— Start of Extracted text —

# Synthetic nagura on naturals



## khashy (May 19, 2017)

This is probably a bit of a noob question, but I suppose that's what I am with naturals.

I'm getting a Nakayama suita and I think I might need to use a nagura with it(haven't received it yet so I'm not sure).

I don't have a natural nagura but have one of these things:

https://www.knivesandtools.co.uk/en/pt/-naniwa-nagura-stone.htm

Can I use this on a natural? Is there any point or do I have to start looking for a tomo nagura or something similar?


----------



## Benuser (May 19, 2017)

Give it a try. Works well with a Belgian coticule. Not with my Belgian blue, which is much harder and abrades a bit of the nagura. Check the colour of the slurry and the nagura surface.


----------



## khashy (May 19, 2017)

Benuser said:


> Give it a try. Works well with a Belgian coticule. Not with my Belgian blue, which is much harder and abrades a bit of the nagura. Check the colour of the slurry and the nagura surface.



Right, what am I looking for? the Nakayama is a kiita and this thing is red, so I will definitely be able to tell what's going on. But I guess my question is what should be going on if it's working?


----------



## Benuser (May 19, 2017)

Creating a bit of slurry, I guess?


----------



## foody518 (May 19, 2017)

Depends on what you are thinking to use it for. Does it need help to aid its cutting speed? Does it need a bigger slurry buffer than the stone would actually produce on wide bevels to give a good polish?
I think those Naniwa synthetic nagura are around 600 grit


----------



## khashy (May 19, 2017)

How about I actually do this and send you guys photos of what the slurry looks like. 

Just to check, this will do no harm to my beloved and expensive stone right?


----------



## foody518 (May 19, 2017)

khashy said:


> How about I actually do this and send you guys photos of what the slurry looks like.
> 
> Just to check, this will do no harm to my beloved and expensive stone right?



Depending on to what fineness the stone was lapped to, you can possibly decrease surface fineness by using a coarse abrasive (even after washing off the slurry). make sure nagura you are using have rounded corners and edges, no fun to put deep scratches in the stone from high areas

I would try just using your stone first. If you are struggling to use it well on the knives you want to, maybe not a good fit for knife finishers


----------



## khashy (May 19, 2017)

foody518 said:


> Depending on to what fineness the stone was lapped to, you can possibly decrease surface fineness by using a coarse abrasive (even after washing off the slurry). make sure nagura you are using have rounded corners and edges, no fun to put deep scratches in the stone from high areas
> 
> I would try just using your stone first. If you are struggling to use it well on the knives you want to, maybe not a good fit for knife finishers



Okay, makes sense. I'm pretty positive that if I can't make it work, it's my fault rather than the stone ;]


----------



## Krassi (May 20, 2017)

i actually would not like to contaminate the slurry with this thing.
Its like mixing meth in your cake.. i only use my worn out Aotma or a Iwasaki Shiro Koma Nagura

Also if its a good Suita then you would never really need to make Slurry first. Those things are fast like lightning.
i just do it if i want to start with creamy super pursuit mode (the same used in nightrider)


----------



## Benuser (May 20, 2017)

— End of Extracted text —
— Start of Extracted information —

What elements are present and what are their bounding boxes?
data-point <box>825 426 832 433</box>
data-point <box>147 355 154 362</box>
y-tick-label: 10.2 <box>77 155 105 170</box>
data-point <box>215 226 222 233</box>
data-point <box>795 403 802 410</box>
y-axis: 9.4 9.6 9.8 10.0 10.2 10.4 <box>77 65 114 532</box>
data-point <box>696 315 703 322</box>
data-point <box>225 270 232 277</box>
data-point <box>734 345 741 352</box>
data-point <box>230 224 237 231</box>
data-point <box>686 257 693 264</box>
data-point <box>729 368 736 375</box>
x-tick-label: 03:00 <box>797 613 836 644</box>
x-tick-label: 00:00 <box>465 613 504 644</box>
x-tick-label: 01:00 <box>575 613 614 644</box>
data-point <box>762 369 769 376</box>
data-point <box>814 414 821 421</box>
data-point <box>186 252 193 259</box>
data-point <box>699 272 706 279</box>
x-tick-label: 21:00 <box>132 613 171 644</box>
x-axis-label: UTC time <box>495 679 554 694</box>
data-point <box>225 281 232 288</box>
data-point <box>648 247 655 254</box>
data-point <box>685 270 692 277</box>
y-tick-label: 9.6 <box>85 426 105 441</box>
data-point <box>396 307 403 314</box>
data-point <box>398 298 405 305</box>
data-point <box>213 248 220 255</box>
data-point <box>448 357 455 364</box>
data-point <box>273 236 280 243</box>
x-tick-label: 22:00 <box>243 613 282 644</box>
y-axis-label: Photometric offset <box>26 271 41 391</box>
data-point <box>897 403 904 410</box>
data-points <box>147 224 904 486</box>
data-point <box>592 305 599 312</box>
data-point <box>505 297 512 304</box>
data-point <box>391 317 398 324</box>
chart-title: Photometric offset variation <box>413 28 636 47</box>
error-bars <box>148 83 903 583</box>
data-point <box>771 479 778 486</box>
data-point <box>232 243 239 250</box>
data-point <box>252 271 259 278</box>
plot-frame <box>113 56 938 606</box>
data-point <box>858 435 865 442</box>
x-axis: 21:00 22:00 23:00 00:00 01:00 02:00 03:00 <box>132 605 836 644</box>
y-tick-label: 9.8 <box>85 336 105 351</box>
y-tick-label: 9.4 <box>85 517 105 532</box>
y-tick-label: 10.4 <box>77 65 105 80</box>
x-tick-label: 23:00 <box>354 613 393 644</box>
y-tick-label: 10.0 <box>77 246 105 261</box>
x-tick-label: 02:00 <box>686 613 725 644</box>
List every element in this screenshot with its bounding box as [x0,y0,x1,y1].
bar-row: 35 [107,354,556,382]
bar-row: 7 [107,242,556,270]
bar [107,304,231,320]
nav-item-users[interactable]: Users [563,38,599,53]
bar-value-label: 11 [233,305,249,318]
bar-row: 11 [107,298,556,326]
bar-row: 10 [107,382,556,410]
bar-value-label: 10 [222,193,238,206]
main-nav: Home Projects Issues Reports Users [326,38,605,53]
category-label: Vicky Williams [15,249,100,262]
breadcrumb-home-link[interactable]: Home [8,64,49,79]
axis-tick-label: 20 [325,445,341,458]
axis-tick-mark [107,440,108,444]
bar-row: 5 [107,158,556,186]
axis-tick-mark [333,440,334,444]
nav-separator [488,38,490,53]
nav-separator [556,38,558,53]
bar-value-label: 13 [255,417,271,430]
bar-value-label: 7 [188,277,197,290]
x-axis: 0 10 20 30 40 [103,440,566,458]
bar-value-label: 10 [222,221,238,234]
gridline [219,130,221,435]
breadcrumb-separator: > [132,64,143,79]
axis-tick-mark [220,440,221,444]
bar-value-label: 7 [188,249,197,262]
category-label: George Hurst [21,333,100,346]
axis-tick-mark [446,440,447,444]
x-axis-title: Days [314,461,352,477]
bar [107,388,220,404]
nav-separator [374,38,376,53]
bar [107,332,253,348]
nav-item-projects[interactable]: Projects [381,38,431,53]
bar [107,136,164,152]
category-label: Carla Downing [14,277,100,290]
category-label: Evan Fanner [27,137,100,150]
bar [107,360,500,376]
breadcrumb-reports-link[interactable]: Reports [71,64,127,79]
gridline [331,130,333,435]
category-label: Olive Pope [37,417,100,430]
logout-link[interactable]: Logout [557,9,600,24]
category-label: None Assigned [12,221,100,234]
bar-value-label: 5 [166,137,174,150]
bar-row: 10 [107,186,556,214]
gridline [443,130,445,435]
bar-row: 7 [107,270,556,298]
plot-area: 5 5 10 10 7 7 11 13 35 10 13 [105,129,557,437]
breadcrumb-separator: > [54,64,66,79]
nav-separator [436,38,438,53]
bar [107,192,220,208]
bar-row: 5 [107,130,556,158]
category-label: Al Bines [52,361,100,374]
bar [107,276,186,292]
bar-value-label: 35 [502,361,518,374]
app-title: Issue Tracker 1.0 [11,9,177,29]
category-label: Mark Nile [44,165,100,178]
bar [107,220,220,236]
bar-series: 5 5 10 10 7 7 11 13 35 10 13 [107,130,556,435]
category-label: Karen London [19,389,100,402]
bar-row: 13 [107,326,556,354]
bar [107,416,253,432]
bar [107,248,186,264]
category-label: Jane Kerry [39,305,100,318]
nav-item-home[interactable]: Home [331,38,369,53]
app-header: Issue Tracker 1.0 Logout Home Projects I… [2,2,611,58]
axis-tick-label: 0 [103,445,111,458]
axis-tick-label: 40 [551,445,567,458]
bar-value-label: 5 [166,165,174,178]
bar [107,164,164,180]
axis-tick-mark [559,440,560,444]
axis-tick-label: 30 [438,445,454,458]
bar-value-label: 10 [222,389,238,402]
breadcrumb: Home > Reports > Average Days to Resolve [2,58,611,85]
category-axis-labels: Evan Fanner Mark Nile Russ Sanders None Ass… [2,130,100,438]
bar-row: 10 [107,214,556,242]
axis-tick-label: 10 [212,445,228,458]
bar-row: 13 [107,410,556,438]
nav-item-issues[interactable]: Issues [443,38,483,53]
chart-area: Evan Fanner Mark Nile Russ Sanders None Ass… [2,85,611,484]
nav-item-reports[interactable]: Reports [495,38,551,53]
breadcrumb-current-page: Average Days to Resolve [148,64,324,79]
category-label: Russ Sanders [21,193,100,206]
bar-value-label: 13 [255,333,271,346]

— End of Extracted information —

→ Work to complete:
1 > List every username that posts in the forum thread on synthetic nagura, naming each person once.
2 > Continue the forum thread on synthetic nagura from the point where it stops.

→ Responses:
1 > khashy, Benuser, foody518, Krassi

2 >
If so called contamination occurs it's quite obvious and can be remediated by simple rinsing. No drama.


----------



## khashy (May 20, 2017)

Right, so worst that can happen is I'd need to lap the stone?


----------



## Krassi (May 20, 2017)

So if you got a worn out diamond plate then thats better 
A suita is a 6-8K Grit Stone that gets finer.. so well i would never ever get the Idea to put something coarse synthetic on it.. I would also not polish my Car with steel wool .. or do you ? 

But just try it and if it scratches the surface, then its not so cool.. you can always lap your stone again it wont explode.. its just a stone.


----------



## Benuser (May 20, 2017)

Just rinsing. The Chosera nagura isn't aggressive at all, and won't cause deep scratches. I use it on the Naniwa Snow White. Only with very hard stuff you may suspect any remaining. And with very coarse stones.


----------



## khashy (May 20, 2017)

Understood. Thank you both.


----------



## zitangy (May 24, 2017)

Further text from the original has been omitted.